[Excerpt from a dataset]
··········

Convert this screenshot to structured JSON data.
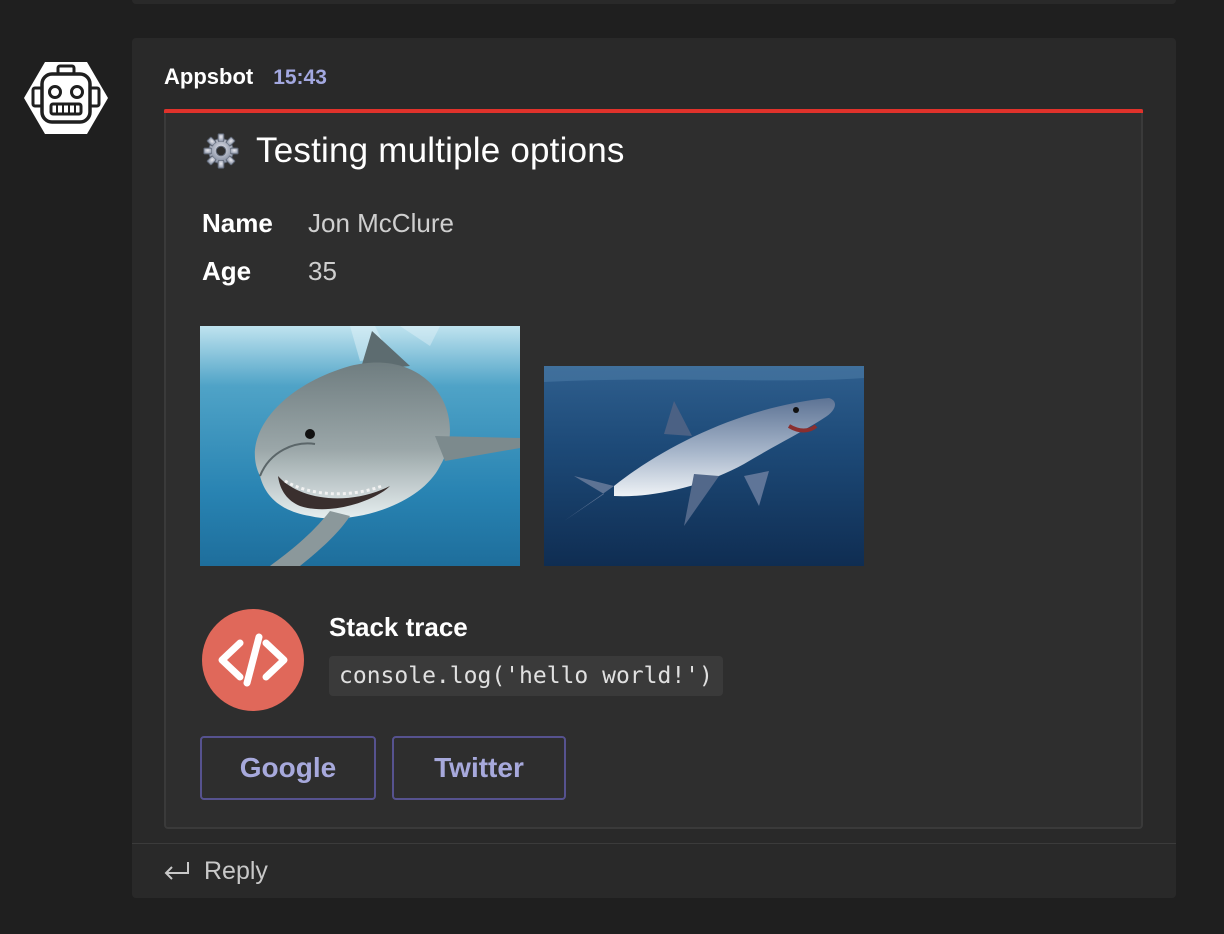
{
  "message": {
    "sender": "Appsbot",
    "time": "15:43",
    "accent_color": "#e0322b"
  },
  "card": {
    "title": "Testing multiple options",
    "title_icon": "gear-icon",
    "facts": [
      {
        "key": "Name",
        "value": "Jon McClure"
      },
      {
        "key": "Age",
        "value": "35"
      }
    ],
    "images": [
      {
        "name": "great-white-shark-image"
      },
      {
        "name": "mako-shark-image"
      }
    ],
    "stack": {
      "icon": "code-icon",
      "title": "Stack trace",
      "code": "console.log('hello world!')"
    },
    "actions": [
      {
        "label": "Google"
      },
      {
        "label": "Twitter"
      }
    ]
  },
  "reply": {
    "label": "Reply",
    "icon": "reply-arrow-icon"
  }
}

··········

### EXERCISE TASK
Reproduce each entry verbatim, excluding any embedded images.

### RESULT OF THIS EXERCISE
Convert this screenshot to structured JSON data.
{
  "message": {
    "sender": "Appsbot",
    "time": "15:43",
    "accent_color": "#e0322b"
  },
  "card": {
    "title": "Testing multiple options",
    "title_icon": "gear-icon",
    "facts": [
      {
        "key": "Name",
        "value": "Jon McClure"
      },
      {
        "key": "Age",
        "value": "35"
      }
    ],
    "images": [
      {
        "name": "great-white-shark-image"
      },
      {
        "name": "mako-shark-image"
      }
    ],
    "stack": {
      "icon": "code-icon",
      "title": "Stack trace",
      "code": "console.log('hello world!')"
    },
    "actions": [
      {
        "label": "Google"
      },
      {
        "label": "Twitter"
      }
    ]
  },
  "reply": {
    "label": "Reply",
    "icon": "reply-arrow-icon"
  }
}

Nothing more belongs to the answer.